-- Instructions for the task --
All the records that follow need to be reproduced exactly. Omit the images.

-- Information given --
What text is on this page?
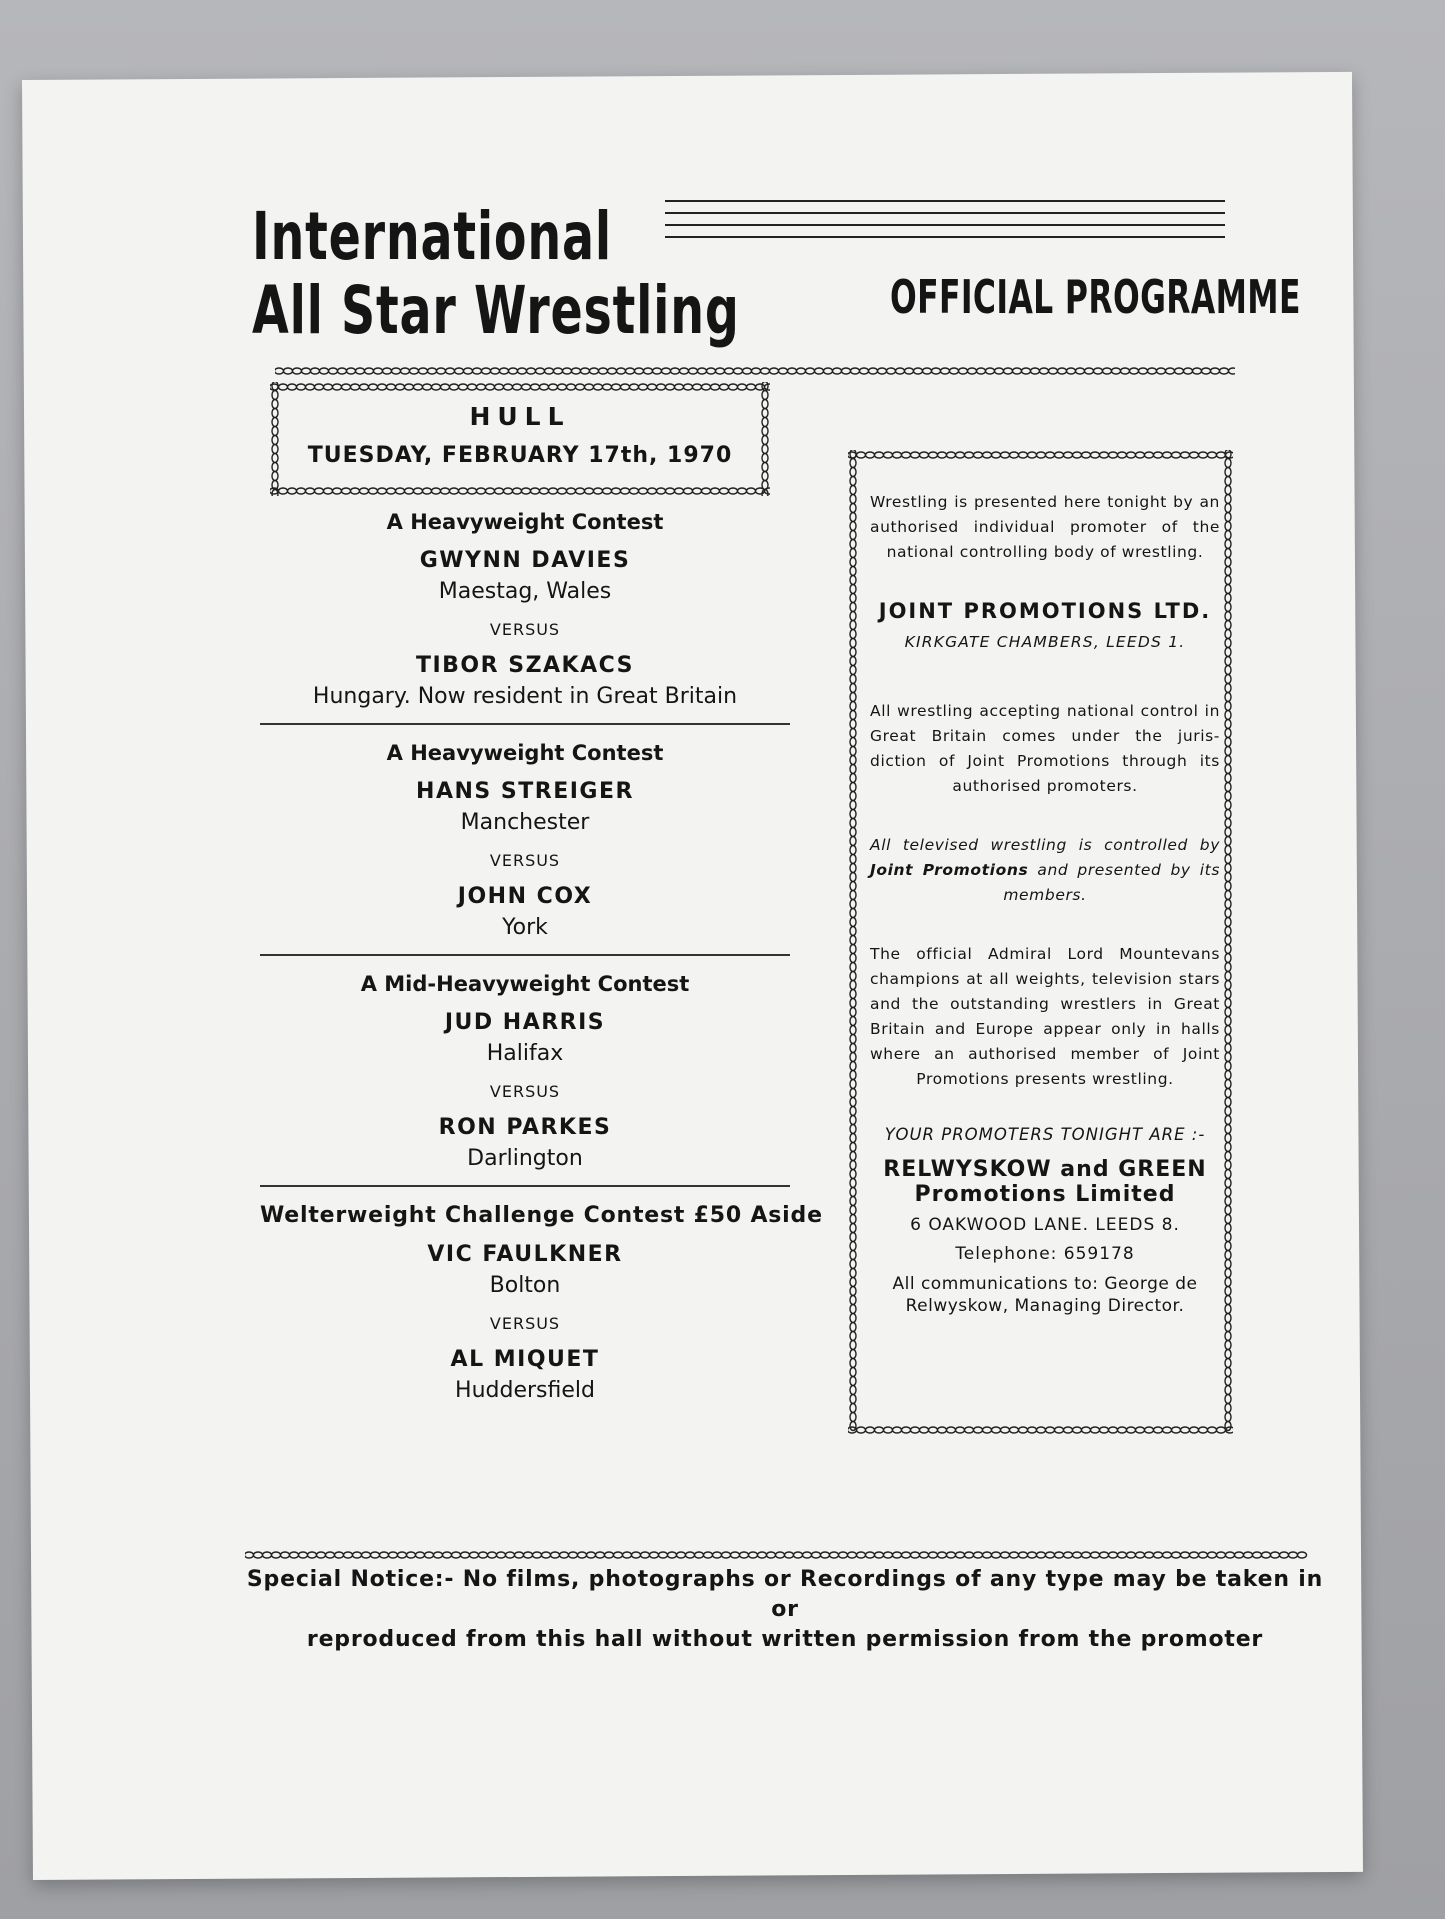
International
All Star Wrestling	OFFICIAL PROGRAMME
HULL
TUESDAY, FEBRUARY 17th, 1970
A Heavyweight Contest
GWYNN DAVIES
Maestag, Wales
VERSUS
TIBOR SZAKACS
Hungary. Now resident in Great Britain
A Heavyweight Contest
HANS STREIGER
Manchester
VERSUS
JOHN COX
York
A Mid-Heavyweight Contest
JUD HARRIS
Halifax
VERSUS
RON PARKES
Darlington
Welterweight Challenge Contest £50 Aside
VIC FAULKNER
Bolton
VERSUS
AL MIQUET
Huddersfield

Wrestling is presented here tonight by an authorised individual promoter of the national controlling body of wrestling.

JOINT PROMOTIONS LTD.
KIRKGATE CHAMBERS, LEEDS 1.

All wrestling accepting national control in Great Britain comes under the juris-diction of Joint Promotions through its authorised promoters.

All televised wrestling is controlled by Joint Promotions and presented by its members.

The official Admiral Lord Mountevans champions at all weights, television stars and the outstanding wrestlers in Great Britain and Europe appear only in halls where an authorised member of Joint Promotions presents wrestling.

YOUR PROMOTERS TONIGHT ARE :-
RELWYSKOW and GREEN
Promotions Limited
6 OAKWOOD LANE. LEEDS 8.
Telephone: 659178
All communications to: George de Relwyskow, Managing Director.
Special Notice:- No films, photographs or Recordings of any type may be taken in or
reproduced from this hall without written permission from the promoter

-- Task solution --
What text is on this page?
International
All Star Wrestling	OFFICIAL PROGRAMME
HULL
TUESDAY, FEBRUARY 17th, 1970
A Heavyweight Contest
GWYNN DAVIES
Maestag, Wales
VERSUS
TIBOR SZAKACS
Hungary. Now resident in Great Britain
A Heavyweight Contest
HANS STREIGER
Manchester
VERSUS
JOHN COX
York
A Mid-Heavyweight Contest
JUD HARRIS
Halifax
VERSUS
RON PARKES
Darlington
Welterweight Challenge Contest £50 Aside
VIC FAULKNER
Bolton
VERSUS
AL MIQUET
Huddersfield

Wrestling is presented here tonight by an authorised individual promoter of the national controlling body of wrestling.

JOINT PROMOTIONS LTD.
KIRKGATE CHAMBERS, LEEDS 1.

All wrestling accepting national control in Great Britain comes under the juris-diction of Joint Promotions through its authorised promoters.

All televised wrestling is controlled by Joint Promotions and presented by its members.

The official Admiral Lord Mountevans champions at all weights, television stars and the outstanding wrestlers in Great Britain and Europe appear only in halls where an authorised member of Joint Promotions presents wrestling.

YOUR PROMOTERS TONIGHT ARE :-
RELWYSKOW and GREEN
Promotions Limited
6 OAKWOOD LANE. LEEDS 8.
Telephone: 659178
All communications to: George de Relwyskow, Managing Director.
Special Notice:- No films, photographs or Recordings of any type may be taken in or
reproduced from this hall without written permission from the promoter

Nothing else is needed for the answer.